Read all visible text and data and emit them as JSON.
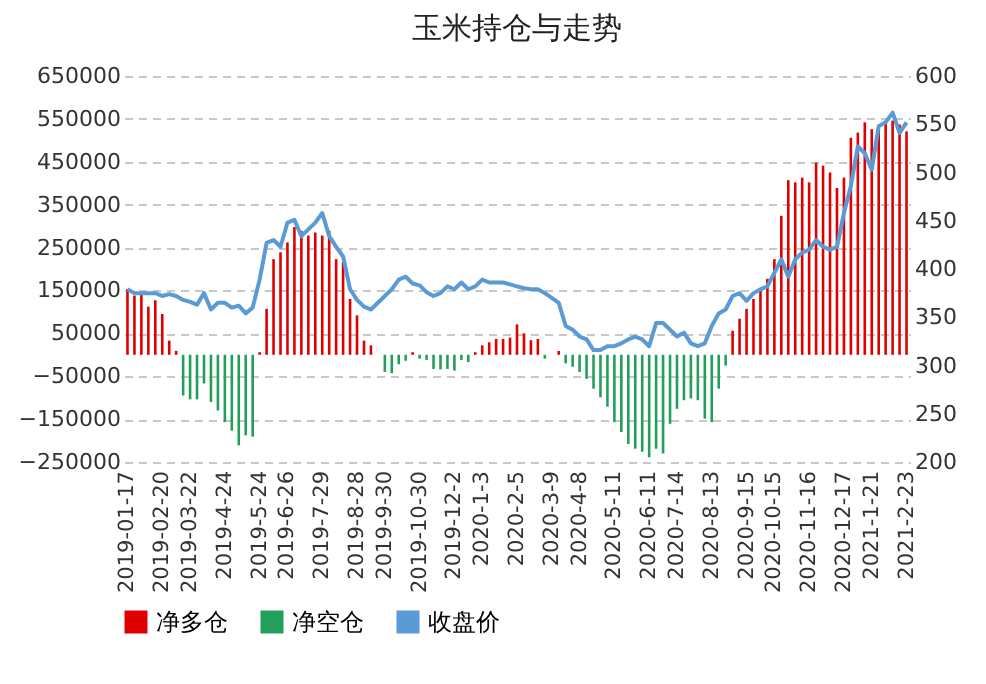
{
  "chart_data": {
    "type": "bar",
    "title": "玉米持仓与走势",
    "categories": [
      "2019-01-17",
      null,
      null,
      null,
      null,
      "2019-02-20",
      null,
      null,
      null,
      "2019-03-22",
      null,
      null,
      null,
      null,
      "2019-4-24",
      null,
      null,
      null,
      null,
      "2019-5-24",
      null,
      null,
      null,
      "2019-6-26",
      null,
      null,
      null,
      null,
      "2019-7-29",
      null,
      null,
      null,
      null,
      "2019-8-28",
      null,
      null,
      null,
      "2019-9-30",
      null,
      null,
      null,
      null,
      "2019-10-30",
      null,
      null,
      null,
      null,
      "2019-12-2",
      null,
      null,
      null,
      "2020-1-3",
      null,
      null,
      null,
      null,
      "2020-2-5",
      null,
      null,
      null,
      null,
      "2020-3-9",
      null,
      null,
      null,
      "2020-4-8",
      null,
      null,
      null,
      null,
      "2020-5-11",
      null,
      null,
      null,
      null,
      "2020-6-11",
      null,
      null,
      null,
      "2020-7-14",
      null,
      null,
      null,
      null,
      "2020-8-13",
      null,
      null,
      null,
      null,
      "2020-9-15",
      null,
      null,
      null,
      "2020-10-15",
      null,
      null,
      null,
      null,
      "2020-11-16",
      null,
      null,
      null,
      null,
      "2020-12-17",
      null,
      null,
      null,
      "2021-1-21",
      null,
      null,
      null,
      null,
      "2021-2-23"
    ],
    "series": [
      {
        "name": "净多仓",
        "color": "#e00000",
        "values": [
          153000,
          138000,
          143000,
          112000,
          127000,
          95000,
          33000,
          9000,
          null,
          null,
          null,
          null,
          null,
          null,
          null,
          null,
          null,
          null,
          null,
          6000,
          107000,
          223000,
          239000,
          262000,
          298000,
          289000,
          278000,
          285000,
          278000,
          289000,
          223000,
          216000,
          130000,
          92000,
          33000,
          22000,
          null,
          null,
          null,
          null,
          null,
          6000,
          null,
          null,
          null,
          null,
          null,
          null,
          null,
          null,
          6000,
          22000,
          29000,
          37000,
          37000,
          40000,
          71000,
          50000,
          34000,
          37000,
          null,
          null,
          9000,
          null,
          null,
          null,
          null,
          null,
          null,
          null,
          null,
          null,
          null,
          null,
          null,
          null,
          null,
          null,
          null,
          null,
          null,
          null,
          null,
          null,
          null,
          null,
          null,
          56000,
          84000,
          107000,
          130000,
          154000,
          177000,
          223000,
          324000,
          407000,
          402000,
          413000,
          402000,
          448000,
          441000,
          425000,
          389000,
          413000,
          506000,
          518000,
          542000,
          526000,
          534000,
          542000,
          546000,
          537000,
          521000
        ]
      },
      {
        "name": "净空仓",
        "color": "#22a05a",
        "values": [
          null,
          null,
          null,
          null,
          null,
          null,
          null,
          null,
          -95000,
          -104000,
          -104000,
          -67000,
          -110000,
          -130000,
          -157000,
          -177000,
          -211000,
          -188000,
          -191000,
          null,
          null,
          null,
          null,
          null,
          null,
          null,
          null,
          null,
          null,
          null,
          null,
          null,
          null,
          null,
          null,
          null,
          null,
          -40000,
          -43000,
          -22000,
          -14000,
          null,
          -9000,
          -12000,
          -33000,
          -34000,
          -33000,
          -37000,
          -12000,
          -17000,
          null,
          null,
          null,
          null,
          null,
          null,
          null,
          null,
          null,
          null,
          -9000,
          null,
          null,
          -20000,
          -28000,
          -40000,
          -56000,
          -79000,
          -99000,
          -121000,
          -157000,
          -180000,
          -208000,
          -219000,
          -226000,
          -239000,
          -219000,
          -230000,
          -161000,
          -126000,
          -106000,
          -102000,
          -106000,
          -149000,
          -157000,
          -79000,
          -25000,
          null,
          null,
          null,
          null,
          null,
          null,
          null,
          null,
          null,
          null,
          null,
          null,
          null,
          null,
          null,
          null,
          null,
          null,
          null,
          null,
          null,
          null,
          null,
          null,
          null,
          null
        ]
      },
      {
        "name": "收盘价",
        "type": "line",
        "axis": "y2",
        "color": "#5b9bd5",
        "values": [
          379,
          375,
          375,
          375,
          375,
          372,
          374,
          372,
          368,
          366,
          363,
          375,
          358,
          365,
          365,
          360,
          362,
          354,
          360,
          389,
          427,
          430,
          423,
          448,
          451,
          434,
          441,
          448,
          458,
          434,
          423,
          413,
          379,
          368,
          361,
          358,
          365,
          372,
          379,
          389,
          392,
          385,
          383,
          376,
          372,
          375,
          382,
          379,
          386,
          379,
          382,
          389,
          386,
          386,
          386,
          384,
          382,
          380,
          379,
          379,
          375,
          370,
          365,
          341,
          337,
          330,
          327,
          316,
          316,
          320,
          320,
          323,
          327,
          330,
          327,
          320,
          344,
          344,
          337,
          330,
          334,
          323,
          320,
          323,
          341,
          354,
          358,
          372,
          375,
          367,
          375,
          379,
          382,
          396,
          410,
          392,
          410,
          417,
          420,
          430,
          423,
          420,
          423,
          458,
          486,
          527,
          520,
          503,
          548,
          552,
          562,
          541,
          552
        ]
      }
    ],
    "ylim": [
      -250000,
      650000
    ],
    "yticks": [
      -250000,
      -150000,
      -50000,
      50000,
      150000,
      250000,
      350000,
      450000,
      550000,
      650000
    ],
    "y2lim": [
      200,
      600
    ],
    "y2ticks": [
      200,
      250,
      300,
      350,
      400,
      450,
      500,
      550,
      600
    ],
    "grid": "y",
    "legend": "bottom"
  }
}
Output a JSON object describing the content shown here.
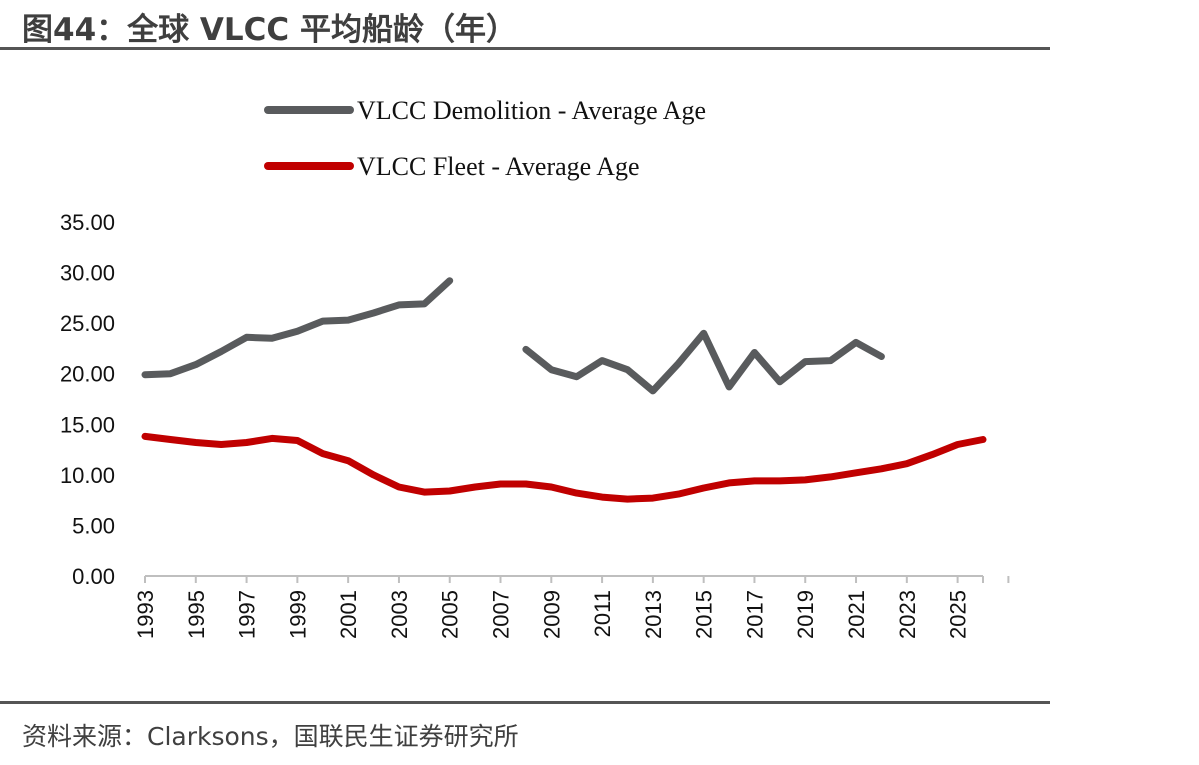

Aim - Reproduce each line holding the word "color".

Finished task -
        "color": "#e00000",
        "color": "#22a05a",
        "color": "#5b9bd5",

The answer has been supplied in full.